REQUIREMENTS: Each line of the material must be repeated precisely, with the pictures left out.

#### GIVEN RECORDS

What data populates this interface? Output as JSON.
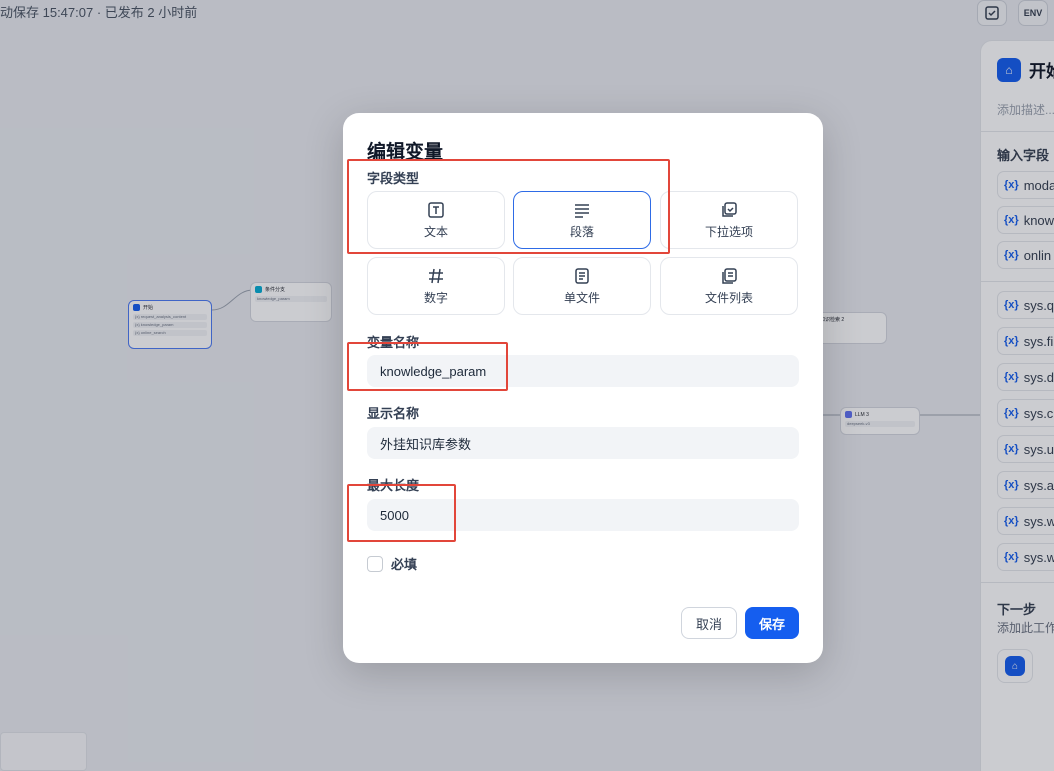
{
  "topbar": {
    "status": "动保存 15:47:07 · 已发布 2 小时前",
    "icon_env": "ENV"
  },
  "canvas": {
    "start_node": {
      "title": "开始",
      "rows": [
        "{x} request_analysis_content",
        "{x} knowledge_param",
        "{x} online_search"
      ]
    },
    "node2": {
      "title": "条件分支",
      "rows": [
        "knowledge_param"
      ]
    },
    "node3": {
      "title": "知识检索 2"
    },
    "node4": {
      "title": "LLM 3",
      "rows": [
        "deepseek-v3"
      ]
    }
  },
  "right_panel": {
    "title": "开始",
    "desc_placeholder": "添加描述...",
    "section_inputs": "输入字段",
    "fields": [
      "modal",
      "know",
      "onlin",
      "sys.q",
      "sys.fi",
      "sys.d",
      "sys.c",
      "sys.u",
      "sys.a",
      "sys.w",
      "sys.w"
    ],
    "field_prefix": "{x}",
    "next_title": "下一步",
    "next_desc": "添加此工作"
  },
  "modal": {
    "title": "编辑变量",
    "field_type_label": "字段类型",
    "types": [
      {
        "label": "文本",
        "icon": "text-icon"
      },
      {
        "label": "段落",
        "icon": "paragraph-icon"
      },
      {
        "label": "下拉选项",
        "icon": "select-icon"
      },
      {
        "label": "数字",
        "icon": "hash-icon"
      },
      {
        "label": "单文件",
        "icon": "file-icon"
      },
      {
        "label": "文件列表",
        "icon": "file-list-icon"
      }
    ],
    "selected_type": "段落",
    "var_name_label": "变量名称",
    "var_name_value": "knowledge_param",
    "display_name_label": "显示名称",
    "display_name_value": "外挂知识库参数",
    "max_length_label": "最大长度",
    "max_length_value": "5000",
    "required_label": "必填",
    "required_checked": false,
    "cancel_label": "取消",
    "save_label": "保存"
  },
  "colors": {
    "accent": "#155eef",
    "annotation_red": "#e2463a"
  }
}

########

THE ANSWER:
What data populates this interface? Output as JSON.
{
  "topbar": {
    "status": "动保存 15:47:07 · 已发布 2 小时前",
    "icon_env": "ENV"
  },
  "canvas": {
    "start_node": {
      "title": "开始",
      "rows": [
        "{x} request_analysis_content",
        "{x} knowledge_param",
        "{x} online_search"
      ]
    },
    "node2": {
      "title": "条件分支",
      "rows": [
        "knowledge_param"
      ]
    },
    "node3": {
      "title": "知识检索 2"
    },
    "node4": {
      "title": "LLM 3",
      "rows": [
        "deepseek-v3"
      ]
    }
  },
  "right_panel": {
    "title": "开始",
    "desc_placeholder": "添加描述...",
    "section_inputs": "输入字段",
    "fields": [
      "modal",
      "know",
      "onlin",
      "sys.q",
      "sys.fi",
      "sys.d",
      "sys.c",
      "sys.u",
      "sys.a",
      "sys.w",
      "sys.w"
    ],
    "field_prefix": "{x}",
    "next_title": "下一步",
    "next_desc": "添加此工作"
  },
  "modal": {
    "title": "编辑变量",
    "field_type_label": "字段类型",
    "types": [
      {
        "label": "文本",
        "icon": "text-icon"
      },
      {
        "label": "段落",
        "icon": "paragraph-icon"
      },
      {
        "label": "下拉选项",
        "icon": "select-icon"
      },
      {
        "label": "数字",
        "icon": "hash-icon"
      },
      {
        "label": "单文件",
        "icon": "file-icon"
      },
      {
        "label": "文件列表",
        "icon": "file-list-icon"
      }
    ],
    "selected_type": "段落",
    "var_name_label": "变量名称",
    "var_name_value": "knowledge_param",
    "display_name_label": "显示名称",
    "display_name_value": "外挂知识库参数",
    "max_length_label": "最大长度",
    "max_length_value": "5000",
    "required_label": "必填",
    "required_checked": false,
    "cancel_label": "取消",
    "save_label": "保存"
  },
  "colors": {
    "accent": "#155eef",
    "annotation_red": "#e2463a"
  }
}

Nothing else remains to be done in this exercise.